> [TO BE DONE]: Omit the images, then print each record below exactly as it reads.

[Saved entries]
-- Begin --
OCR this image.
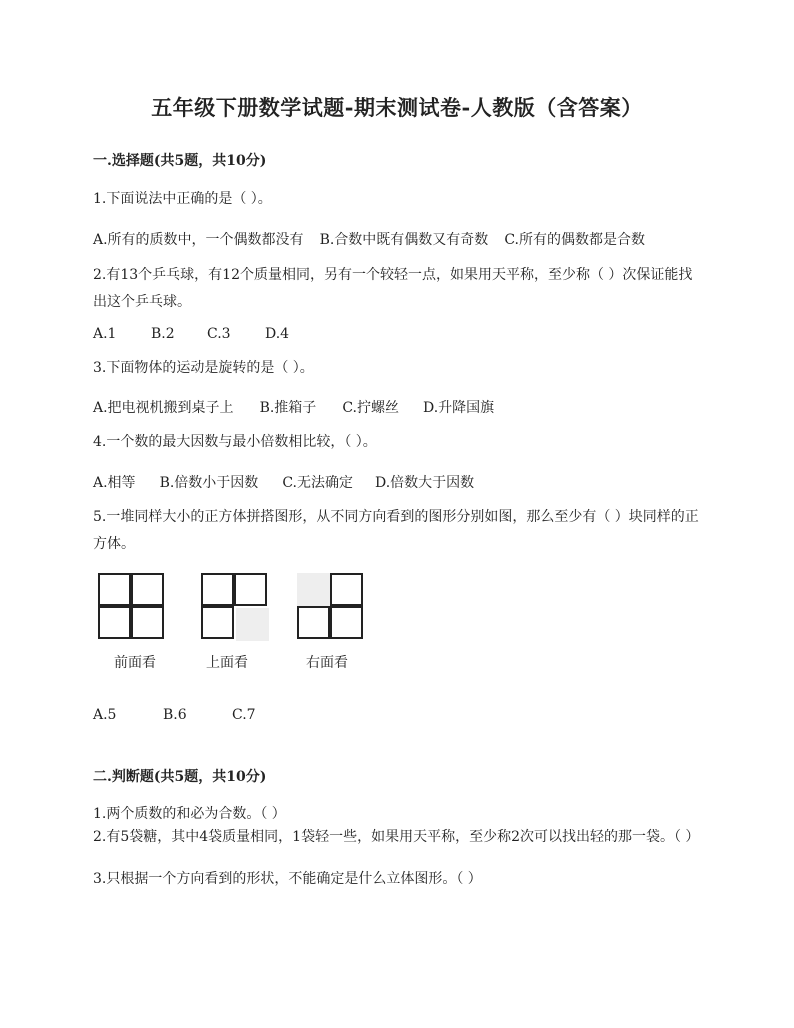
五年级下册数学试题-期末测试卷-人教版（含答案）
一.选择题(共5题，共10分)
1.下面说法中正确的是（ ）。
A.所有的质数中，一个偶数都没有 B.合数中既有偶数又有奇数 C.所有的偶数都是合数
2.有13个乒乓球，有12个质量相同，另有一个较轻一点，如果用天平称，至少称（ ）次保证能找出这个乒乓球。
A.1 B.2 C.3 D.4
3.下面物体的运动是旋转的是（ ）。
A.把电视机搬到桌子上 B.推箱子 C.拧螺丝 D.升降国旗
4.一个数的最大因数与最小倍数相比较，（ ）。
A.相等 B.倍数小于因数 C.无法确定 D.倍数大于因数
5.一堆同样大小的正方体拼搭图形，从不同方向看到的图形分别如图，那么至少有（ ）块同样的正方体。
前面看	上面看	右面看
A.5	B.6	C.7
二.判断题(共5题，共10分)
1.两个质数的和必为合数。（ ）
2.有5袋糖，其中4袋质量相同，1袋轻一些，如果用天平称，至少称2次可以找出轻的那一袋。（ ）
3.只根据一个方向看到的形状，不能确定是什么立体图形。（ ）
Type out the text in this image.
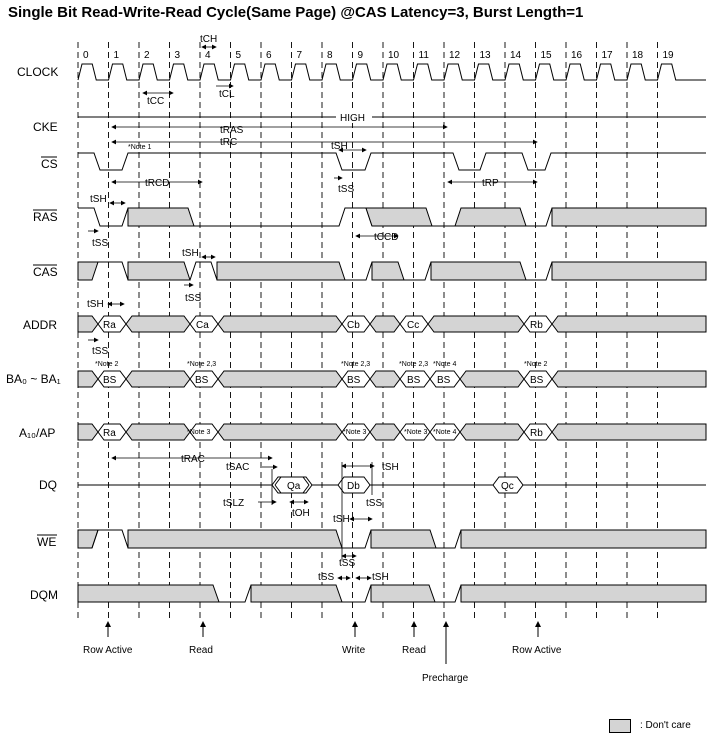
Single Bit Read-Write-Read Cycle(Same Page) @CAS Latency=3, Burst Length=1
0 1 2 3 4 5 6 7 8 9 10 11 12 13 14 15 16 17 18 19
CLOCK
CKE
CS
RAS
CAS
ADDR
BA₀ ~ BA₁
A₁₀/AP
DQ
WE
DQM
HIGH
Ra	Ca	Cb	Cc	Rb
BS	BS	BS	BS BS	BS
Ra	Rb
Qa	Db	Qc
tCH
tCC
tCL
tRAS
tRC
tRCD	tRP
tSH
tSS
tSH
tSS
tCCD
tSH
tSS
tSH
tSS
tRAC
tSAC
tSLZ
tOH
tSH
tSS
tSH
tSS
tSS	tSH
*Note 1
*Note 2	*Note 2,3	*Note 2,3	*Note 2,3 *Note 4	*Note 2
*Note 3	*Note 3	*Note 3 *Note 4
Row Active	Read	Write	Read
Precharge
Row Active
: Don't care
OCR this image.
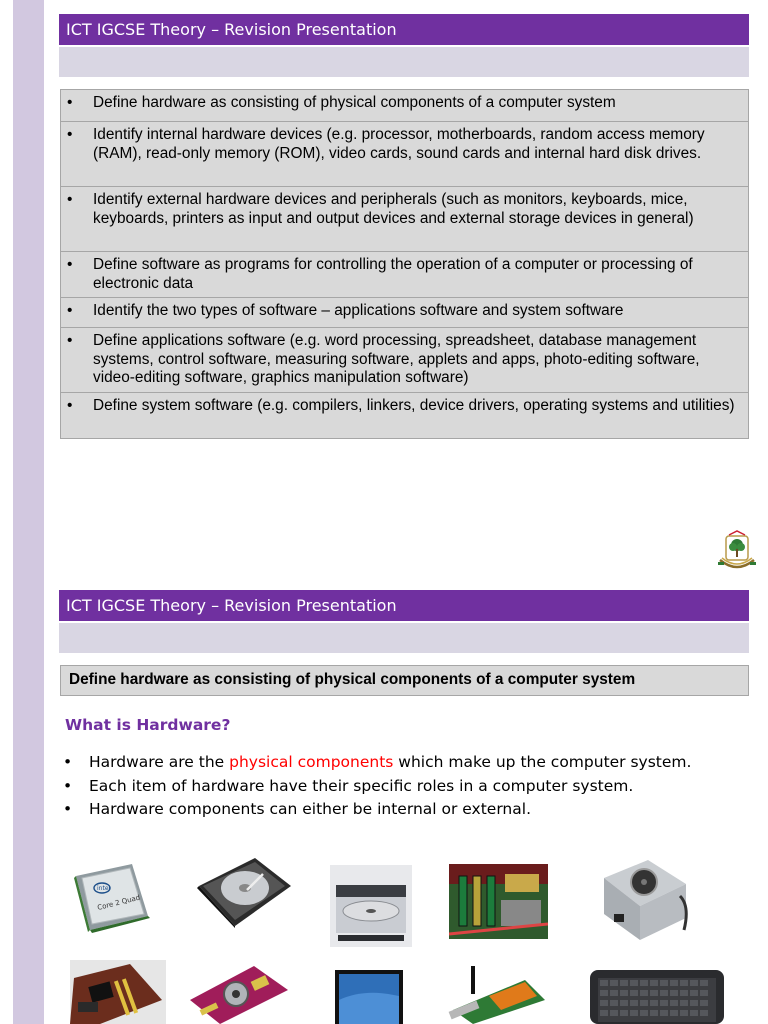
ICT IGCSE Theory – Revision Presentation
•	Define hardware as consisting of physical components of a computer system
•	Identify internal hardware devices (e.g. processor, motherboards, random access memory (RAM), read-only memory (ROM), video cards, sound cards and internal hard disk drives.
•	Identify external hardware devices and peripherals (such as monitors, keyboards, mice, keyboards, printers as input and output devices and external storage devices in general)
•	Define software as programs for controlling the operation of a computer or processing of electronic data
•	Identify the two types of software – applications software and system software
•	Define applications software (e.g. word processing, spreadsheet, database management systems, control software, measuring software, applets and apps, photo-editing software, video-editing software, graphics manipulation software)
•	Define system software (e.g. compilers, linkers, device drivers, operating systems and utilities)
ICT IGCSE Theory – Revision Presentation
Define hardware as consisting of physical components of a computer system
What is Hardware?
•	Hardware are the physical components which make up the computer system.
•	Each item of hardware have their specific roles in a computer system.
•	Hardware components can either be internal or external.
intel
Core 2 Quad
-- End --
> [WRITTEN RESPONSE]:
OCR this image.
五年级下册数学试题-期末测试卷-人教版（含答案）
一.选择题(共5题，共10分)
1.下面说法中正确的是（ ）。
A.所有的质数中，一个偶数都没有 B.合数中既有偶数又有奇数 C.所有的偶数都是合数
2.有13个乒乓球，有12个质量相同，另有一个较轻一点，如果用天平称，至少称（ ）次保证能找出这个乒乓球。
A.1 B.2 C.3 D.4
3.下面物体的运动是旋转的是（ ）。
A.把电视机搬到桌子上 B.推箱子 C.拧螺丝 D.升降国旗
4.一个数的最大因数与最小倍数相比较，（ ）。
A.相等 B.倍数小于因数 C.无法确定 D.倍数大于因数
5.一堆同样大小的正方体拼搭图形，从不同方向看到的图形分别如图，那么至少有（ ）块同样的正方体。
前面看	上面看	右面看
A.5	B.6	C.7
二.判断题(共5题，共10分)
1.两个质数的和必为合数。（ ）
2.有5袋糖，其中4袋质量相同，1袋轻一些，如果用天平称，至少称2次可以找出轻的那一袋。（ ）
3.只根据一个方向看到的形状，不能确定是什么立体图形。（ ）
Type out the text in this image.
Single Bit Read-Write-Read Cycle(Same Page) @CAS Latency=3, Burst Length=1
0 1 2 3 4 5 6 7 8 9 10 11 12 13 14 15 16 17 18 19
CLOCK
CKE
CS
RAS
CAS
ADDR
BA₀ ~ BA₁
A₁₀/AP
DQ
WE
DQM
HIGH
Ra	Ca	Cb	Cc	Rb
BS	BS	BS	BS BS	BS
Ra	Rb
Qa	Db	Qc
tCH
tCC
tCL
tRAS
tRC
tRCD	tRP
tSH
tSS
tSH
tSS
tCCD
tSH
tSS
tSH
tSS
tRAC
tSAC
tSLZ
tOH
tSH
tSS
tSH
tSS
tSS	tSH
*Note 1
*Note 2	*Note 2,3	*Note 2,3	*Note 2,3 *Note 4	*Note 2
*Note 3	*Note 3	*Note 3 *Note 4
Row Active	Read	Write	Read
Precharge
Row Active
: Don't care
OCR this image.
ICT IGCSE Theory – Revision Presentation
•	Define hardware as consisting of physical components of a computer system
•	Identify internal hardware devices (e.g. processor, motherboards, random access memory (RAM), read-only memory (ROM), video cards, sound cards and internal hard disk drives.
•	Identify external hardware devices and peripherals (such as monitors, keyboards, mice, keyboards, printers as input and output devices and external storage devices in general)
•	Define software as programs for controlling the operation of a computer or processing of electronic data
•	Identify the two types of software – applications software and system software
•	Define applications software (e.g. word processing, spreadsheet, database management systems, control software, measuring software, applets and apps, photo-editing software, video-editing software, graphics manipulation software)
•	Define system software (e.g. compilers, linkers, device drivers, operating systems and utilities)
ICT IGCSE Theory – Revision Presentation
Define hardware as consisting of physical components of a computer system
What is Hardware?
•	Hardware are the physical components which make up the computer system.
•	Each item of hardware have their specific roles in a computer system.
•	Hardware components can either be internal or external.
intel
Core 2 Quad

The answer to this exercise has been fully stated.